____ INPUT MATERIAL
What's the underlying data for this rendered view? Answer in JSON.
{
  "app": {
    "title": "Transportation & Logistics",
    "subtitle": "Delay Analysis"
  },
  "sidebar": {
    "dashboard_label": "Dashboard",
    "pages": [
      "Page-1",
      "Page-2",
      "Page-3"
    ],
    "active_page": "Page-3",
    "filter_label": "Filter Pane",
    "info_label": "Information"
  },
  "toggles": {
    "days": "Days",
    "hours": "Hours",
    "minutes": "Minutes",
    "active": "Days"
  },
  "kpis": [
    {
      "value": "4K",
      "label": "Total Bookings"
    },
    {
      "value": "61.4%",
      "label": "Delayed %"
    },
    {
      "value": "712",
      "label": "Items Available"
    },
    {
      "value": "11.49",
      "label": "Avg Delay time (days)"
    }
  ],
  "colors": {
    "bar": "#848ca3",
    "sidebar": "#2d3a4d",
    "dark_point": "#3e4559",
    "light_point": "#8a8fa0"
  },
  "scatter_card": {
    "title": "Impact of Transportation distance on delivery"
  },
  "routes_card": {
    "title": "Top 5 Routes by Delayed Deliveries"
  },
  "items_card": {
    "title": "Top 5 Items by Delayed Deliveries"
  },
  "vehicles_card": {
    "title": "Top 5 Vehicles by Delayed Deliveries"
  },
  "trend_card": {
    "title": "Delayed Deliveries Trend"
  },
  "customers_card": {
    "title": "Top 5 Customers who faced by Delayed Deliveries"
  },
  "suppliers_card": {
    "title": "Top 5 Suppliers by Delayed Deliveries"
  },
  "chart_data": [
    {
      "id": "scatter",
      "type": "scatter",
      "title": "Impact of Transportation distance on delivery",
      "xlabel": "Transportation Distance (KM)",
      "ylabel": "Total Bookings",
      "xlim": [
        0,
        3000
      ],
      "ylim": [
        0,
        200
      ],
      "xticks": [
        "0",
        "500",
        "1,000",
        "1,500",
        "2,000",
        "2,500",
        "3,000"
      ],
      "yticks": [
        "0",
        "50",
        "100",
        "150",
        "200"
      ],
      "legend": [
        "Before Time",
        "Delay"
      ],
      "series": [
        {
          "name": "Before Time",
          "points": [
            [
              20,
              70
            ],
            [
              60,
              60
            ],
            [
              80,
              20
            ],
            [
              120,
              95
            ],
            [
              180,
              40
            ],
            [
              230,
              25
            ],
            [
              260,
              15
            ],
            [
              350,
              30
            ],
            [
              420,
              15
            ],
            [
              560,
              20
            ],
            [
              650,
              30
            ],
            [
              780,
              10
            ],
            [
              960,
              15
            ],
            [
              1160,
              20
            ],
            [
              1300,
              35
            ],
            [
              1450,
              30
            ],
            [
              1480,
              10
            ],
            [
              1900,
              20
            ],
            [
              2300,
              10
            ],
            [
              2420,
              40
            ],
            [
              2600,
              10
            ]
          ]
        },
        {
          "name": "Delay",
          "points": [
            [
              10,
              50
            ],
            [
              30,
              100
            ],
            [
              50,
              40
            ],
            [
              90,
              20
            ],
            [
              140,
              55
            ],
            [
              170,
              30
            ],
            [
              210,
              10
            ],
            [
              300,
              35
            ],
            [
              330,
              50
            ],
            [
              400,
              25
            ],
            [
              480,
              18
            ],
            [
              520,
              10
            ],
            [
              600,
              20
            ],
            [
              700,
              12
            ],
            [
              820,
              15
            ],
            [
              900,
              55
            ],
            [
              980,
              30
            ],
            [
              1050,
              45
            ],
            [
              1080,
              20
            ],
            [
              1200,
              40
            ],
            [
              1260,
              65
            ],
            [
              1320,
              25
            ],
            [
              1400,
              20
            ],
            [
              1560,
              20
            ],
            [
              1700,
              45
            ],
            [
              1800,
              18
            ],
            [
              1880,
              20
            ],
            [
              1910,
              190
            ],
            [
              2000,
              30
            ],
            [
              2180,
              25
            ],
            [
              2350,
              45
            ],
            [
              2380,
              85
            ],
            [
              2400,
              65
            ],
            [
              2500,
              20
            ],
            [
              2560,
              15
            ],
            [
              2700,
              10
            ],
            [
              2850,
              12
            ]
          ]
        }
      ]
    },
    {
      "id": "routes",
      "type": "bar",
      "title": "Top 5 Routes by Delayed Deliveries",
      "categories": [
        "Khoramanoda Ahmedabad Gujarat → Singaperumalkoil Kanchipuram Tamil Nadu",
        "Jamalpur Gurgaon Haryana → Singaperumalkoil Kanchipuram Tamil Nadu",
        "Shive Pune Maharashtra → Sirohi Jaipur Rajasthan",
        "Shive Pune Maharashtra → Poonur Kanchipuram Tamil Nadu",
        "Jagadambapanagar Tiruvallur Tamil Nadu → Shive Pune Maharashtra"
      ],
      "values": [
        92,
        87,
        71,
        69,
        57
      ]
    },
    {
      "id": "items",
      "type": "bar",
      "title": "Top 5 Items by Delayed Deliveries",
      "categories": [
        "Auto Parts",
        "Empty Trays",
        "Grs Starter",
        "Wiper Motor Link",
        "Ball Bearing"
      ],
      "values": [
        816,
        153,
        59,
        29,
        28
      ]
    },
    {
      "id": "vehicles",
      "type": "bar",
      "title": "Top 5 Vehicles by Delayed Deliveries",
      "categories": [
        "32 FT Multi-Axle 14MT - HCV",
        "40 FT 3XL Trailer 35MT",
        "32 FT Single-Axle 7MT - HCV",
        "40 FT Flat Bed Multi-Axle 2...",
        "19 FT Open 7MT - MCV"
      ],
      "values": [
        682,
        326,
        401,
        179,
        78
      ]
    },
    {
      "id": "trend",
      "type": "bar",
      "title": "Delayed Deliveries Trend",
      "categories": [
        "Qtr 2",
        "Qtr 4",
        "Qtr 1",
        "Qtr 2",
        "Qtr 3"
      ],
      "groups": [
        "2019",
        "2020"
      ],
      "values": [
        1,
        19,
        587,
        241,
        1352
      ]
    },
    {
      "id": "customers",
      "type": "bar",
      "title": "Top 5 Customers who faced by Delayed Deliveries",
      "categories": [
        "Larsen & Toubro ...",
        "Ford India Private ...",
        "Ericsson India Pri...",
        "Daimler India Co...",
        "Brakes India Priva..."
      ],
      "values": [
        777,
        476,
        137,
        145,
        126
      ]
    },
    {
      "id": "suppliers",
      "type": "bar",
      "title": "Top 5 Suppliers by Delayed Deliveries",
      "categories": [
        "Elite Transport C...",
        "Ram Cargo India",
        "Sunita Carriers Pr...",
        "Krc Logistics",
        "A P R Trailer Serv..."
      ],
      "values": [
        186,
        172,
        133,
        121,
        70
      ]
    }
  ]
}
________
WHAT YOU WILL DO -
Send back each record exactly as it stands.

THE OUTPUT -
What's the underlying data for this rendered view? Answer in JSON.
{
  "app": {
    "title": "Transportation & Logistics",
    "subtitle": "Delay Analysis"
  },
  "sidebar": {
    "dashboard_label": "Dashboard",
    "pages": [
      "Page-1",
      "Page-2",
      "Page-3"
    ],
    "active_page": "Page-3",
    "filter_label": "Filter Pane",
    "info_label": "Information"
  },
  "toggles": {
    "days": "Days",
    "hours": "Hours",
    "minutes": "Minutes",
    "active": "Days"
  },
  "kpis": [
    {
      "value": "4K",
      "label": "Total Bookings"
    },
    {
      "value": "61.4%",
      "label": "Delayed %"
    },
    {
      "value": "712",
      "label": "Items Available"
    },
    {
      "value": "11.49",
      "label": "Avg Delay time (days)"
    }
  ],
  "colors": {
    "bar": "#848ca3",
    "sidebar": "#2d3a4d",
    "dark_point": "#3e4559",
    "light_point": "#8a8fa0"
  },
  "scatter_card": {
    "title": "Impact of Transportation distance on delivery"
  },
  "routes_card": {
    "title": "Top 5 Routes by Delayed Deliveries"
  },
  "items_card": {
    "title": "Top 5 Items by Delayed Deliveries"
  },
  "vehicles_card": {
    "title": "Top 5 Vehicles by Delayed Deliveries"
  },
  "trend_card": {
    "title": "Delayed Deliveries Trend"
  },
  "customers_card": {
    "title": "Top 5 Customers who faced by Delayed Deliveries"
  },
  "suppliers_card": {
    "title": "Top 5 Suppliers by Delayed Deliveries"
  },
  "chart_data": [
    {
      "id": "scatter",
      "type": "scatter",
      "title": "Impact of Transportation distance on delivery",
      "xlabel": "Transportation Distance (KM)",
      "ylabel": "Total Bookings",
      "xlim": [
        0,
        3000
      ],
      "ylim": [
        0,
        200
      ],
      "xticks": [
        "0",
        "500",
        "1,000",
        "1,500",
        "2,000",
        "2,500",
        "3,000"
      ],
      "yticks": [
        "0",
        "50",
        "100",
        "150",
        "200"
      ],
      "legend": [
        "Before Time",
        "Delay"
      ],
      "series": [
        {
          "name": "Before Time",
          "points": [
            [
              20,
              70
            ],
            [
              60,
              60
            ],
            [
              80,
              20
            ],
            [
              120,
              95
            ],
            [
              180,
              40
            ],
            [
              230,
              25
            ],
            [
              260,
              15
            ],
            [
              350,
              30
            ],
            [
              420,
              15
            ],
            [
              560,
              20
            ],
            [
              650,
              30
            ],
            [
              780,
              10
            ],
            [
              960,
              15
            ],
            [
              1160,
              20
            ],
            [
              1300,
              35
            ],
            [
              1450,
              30
            ],
            [
              1480,
              10
            ],
            [
              1900,
              20
            ],
            [
              2300,
              10
            ],
            [
              2420,
              40
            ],
            [
              2600,
              10
            ]
          ]
        },
        {
          "name": "Delay",
          "points": [
            [
              10,
              50
            ],
            [
              30,
              100
            ],
            [
              50,
              40
            ],
            [
              90,
              20
            ],
            [
              140,
              55
            ],
            [
              170,
              30
            ],
            [
              210,
              10
            ],
            [
              300,
              35
            ],
            [
              330,
              50
            ],
            [
              400,
              25
            ],
            [
              480,
              18
            ],
            [
              520,
              10
            ],
            [
              600,
              20
            ],
            [
              700,
              12
            ],
            [
              820,
              15
            ],
            [
              900,
              55
            ],
            [
              980,
              30
            ],
            [
              1050,
              45
            ],
            [
              1080,
              20
            ],
            [
              1200,
              40
            ],
            [
              1260,
              65
            ],
            [
              1320,
              25
            ],
            [
              1400,
              20
            ],
            [
              1560,
              20
            ],
            [
              1700,
              45
            ],
            [
              1800,
              18
            ],
            [
              1880,
              20
            ],
            [
              1910,
              190
            ],
            [
              2000,
              30
            ],
            [
              2180,
              25
            ],
            [
              2350,
              45
            ],
            [
              2380,
              85
            ],
            [
              2400,
              65
            ],
            [
              2500,
              20
            ],
            [
              2560,
              15
            ],
            [
              2700,
              10
            ],
            [
              2850,
              12
            ]
          ]
        }
      ]
    },
    {
      "id": "routes",
      "type": "bar",
      "title": "Top 5 Routes by Delayed Deliveries",
      "categories": [
        "Khoramanoda Ahmedabad Gujarat → Singaperumalkoil Kanchipuram Tamil Nadu",
        "Jamalpur Gurgaon Haryana → Singaperumalkoil Kanchipuram Tamil Nadu",
        "Shive Pune Maharashtra → Sirohi Jaipur Rajasthan",
        "Shive Pune Maharashtra → Poonur Kanchipuram Tamil Nadu",
        "Jagadambapanagar Tiruvallur Tamil Nadu → Shive Pune Maharashtra"
      ],
      "values": [
        92,
        87,
        71,
        69,
        57
      ]
    },
    {
      "id": "items",
      "type": "bar",
      "title": "Top 5 Items by Delayed Deliveries",
      "categories": [
        "Auto Parts",
        "Empty Trays",
        "Grs Starter",
        "Wiper Motor Link",
        "Ball Bearing"
      ],
      "values": [
        816,
        153,
        59,
        29,
        28
      ]
    },
    {
      "id": "vehicles",
      "type": "bar",
      "title": "Top 5 Vehicles by Delayed Deliveries",
      "categories": [
        "32 FT Multi-Axle 14MT - HCV",
        "40 FT 3XL Trailer 35MT",
        "32 FT Single-Axle 7MT - HCV",
        "40 FT Flat Bed Multi-Axle 2...",
        "19 FT Open 7MT - MCV"
      ],
      "values": [
        682,
        326,
        401,
        179,
        78
      ]
    },
    {
      "id": "trend",
      "type": "bar",
      "title": "Delayed Deliveries Trend",
      "categories": [
        "Qtr 2",
        "Qtr 4",
        "Qtr 1",
        "Qtr 2",
        "Qtr 3"
      ],
      "groups": [
        "2019",
        "2020"
      ],
      "values": [
        1,
        19,
        587,
        241,
        1352
      ]
    },
    {
      "id": "customers",
      "type": "bar",
      "title": "Top 5 Customers who faced by Delayed Deliveries",
      "categories": [
        "Larsen & Toubro ...",
        "Ford India Private ...",
        "Ericsson India Pri...",
        "Daimler India Co...",
        "Brakes India Priva..."
      ],
      "values": [
        777,
        476,
        137,
        145,
        126
      ]
    },
    {
      "id": "suppliers",
      "type": "bar",
      "title": "Top 5 Suppliers by Delayed Deliveries",
      "categories": [
        "Elite Transport C...",
        "Ram Cargo India",
        "Sunita Carriers Pr...",
        "Krc Logistics",
        "A P R Trailer Serv..."
      ],
      "values": [
        186,
        172,
        133,
        121,
        70
      ]
    }
  ]
}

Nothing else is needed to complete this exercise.